= What is expected =
Select, from the data, each line where "text" occurs.

## start

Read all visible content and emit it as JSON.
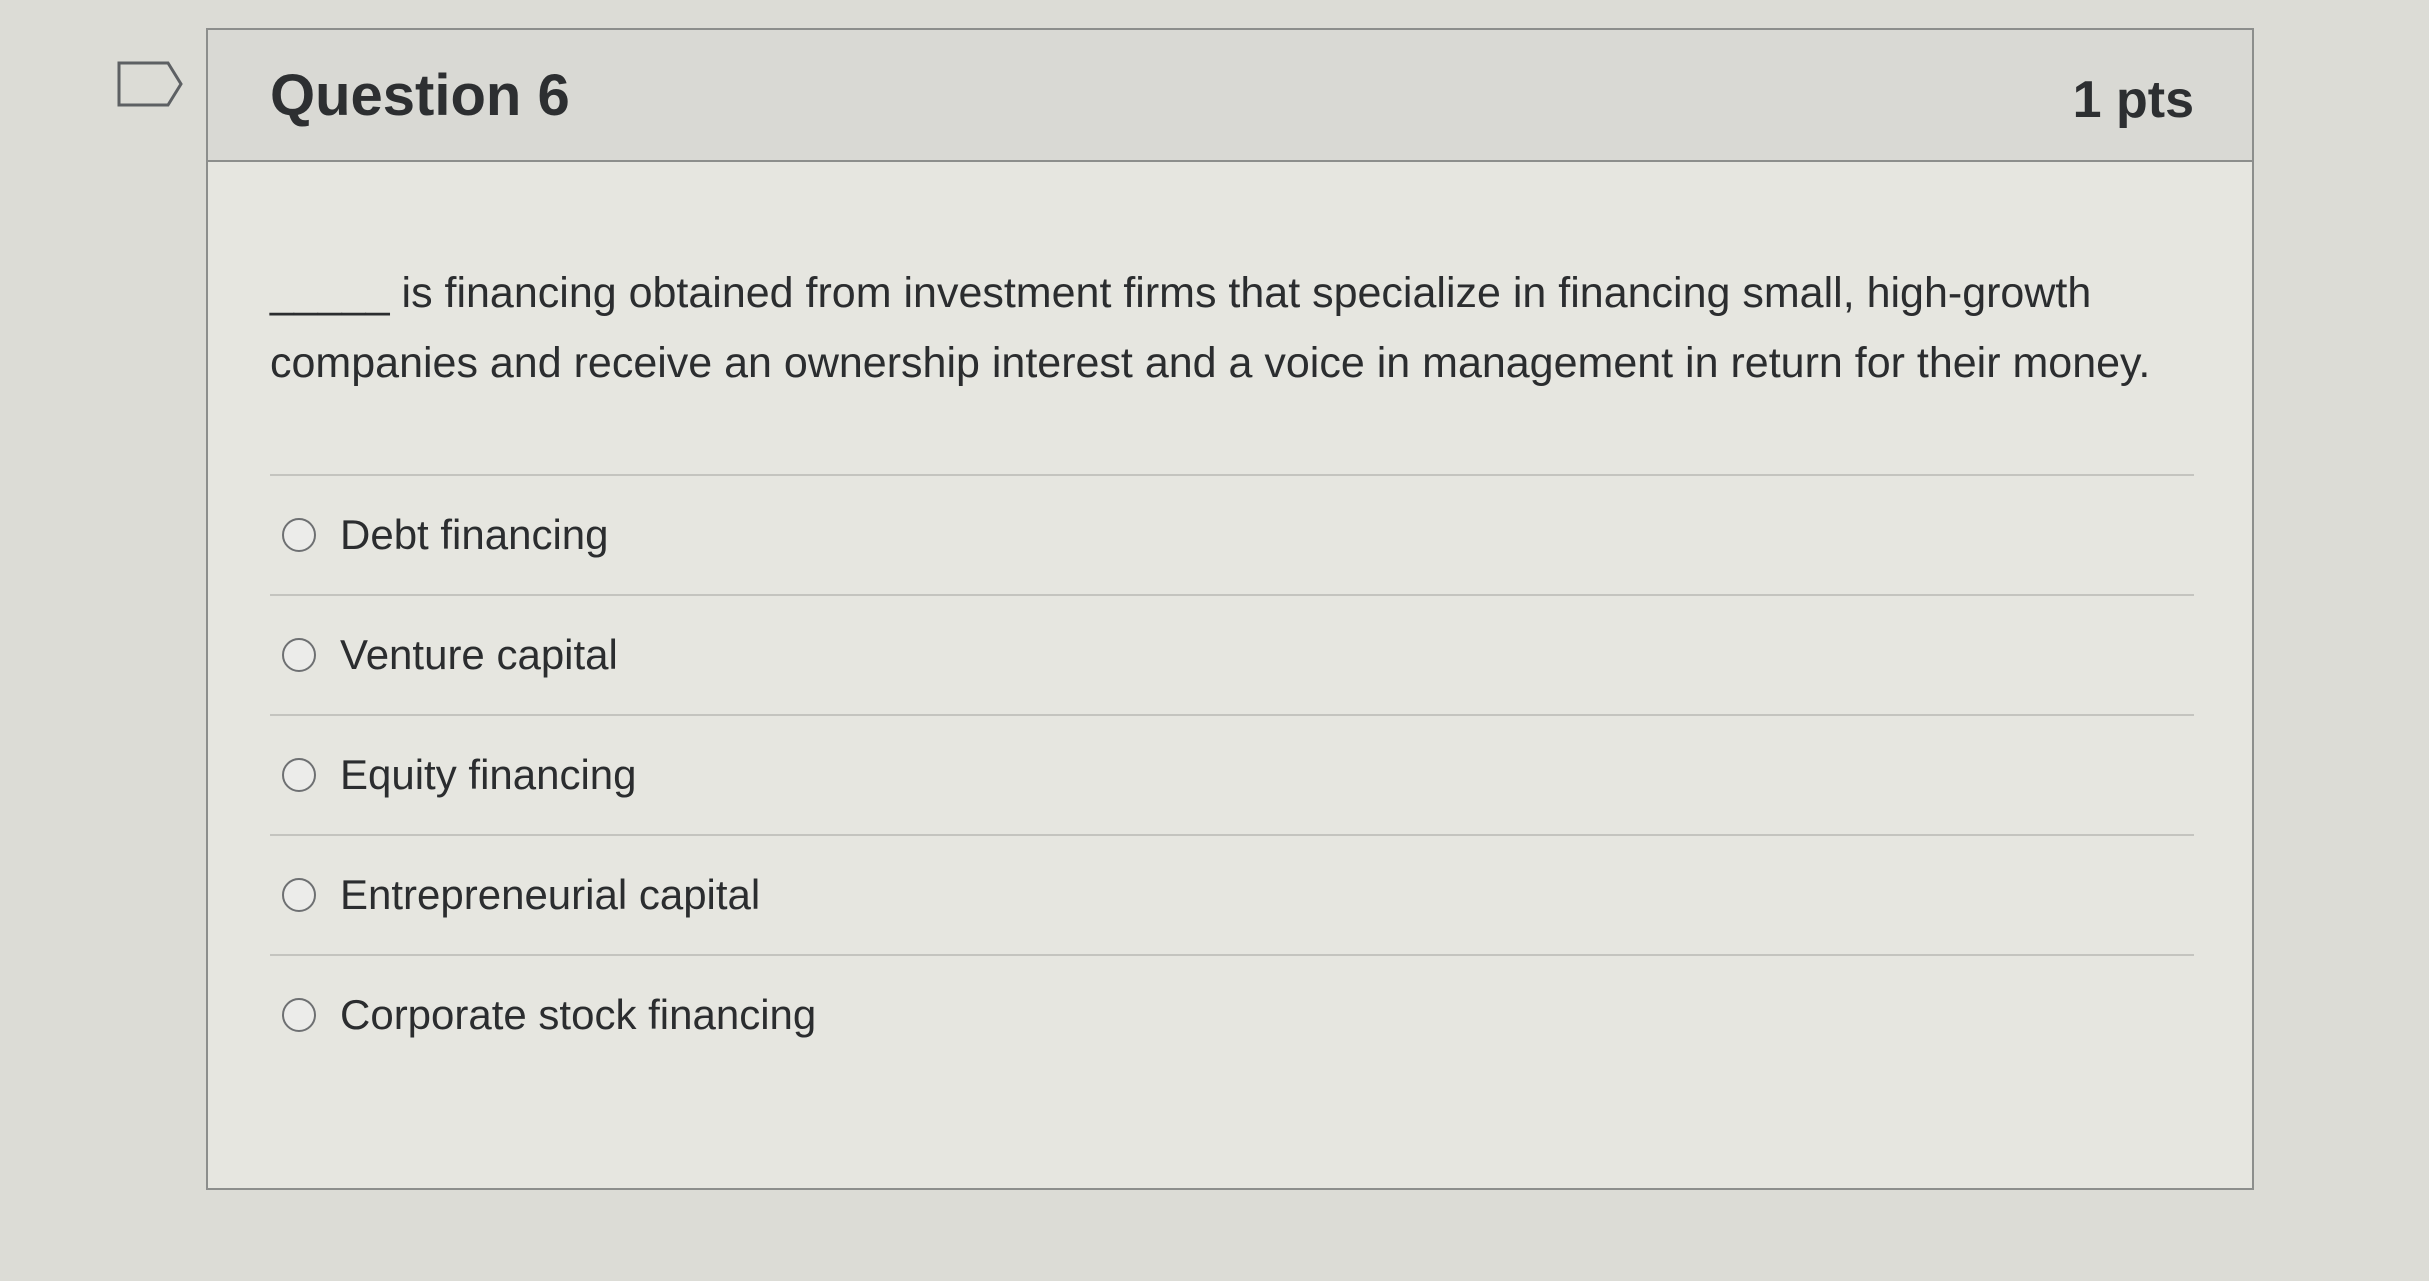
{
  "question": {
    "title": "Question 6",
    "points": "1 pts",
    "text": "_____ is financing obtained from investment firms that specialize in financing small, high-growth companies and receive an ownership interest and a voice in management in return for their money.",
    "answers": [
      {
        "label": "Debt financing",
        "selected": false
      },
      {
        "label": "Venture capital",
        "selected": false
      },
      {
        "label": "Equity financing",
        "selected": false
      },
      {
        "label": "Entrepreneurial capital",
        "selected": false
      },
      {
        "label": "Corporate stock financing",
        "selected": false
      }
    ]
  },
  "icons": {
    "flag": "bookmark-flag-icon"
  },
  "colors": {
    "background": "#dcdcd6",
    "card": "#e6e6e0",
    "header": "#d9d9d4",
    "border": "#8c8e8c",
    "text": "#2b2d2f"
  }
}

## end

= Exercise answer =
    "text": "_____ is financing obtained from investment firms that specialize in financing small, high-growth companies and receive an ownership interest and a voice in management in return for their money.",
    "text": "#2b2d2f"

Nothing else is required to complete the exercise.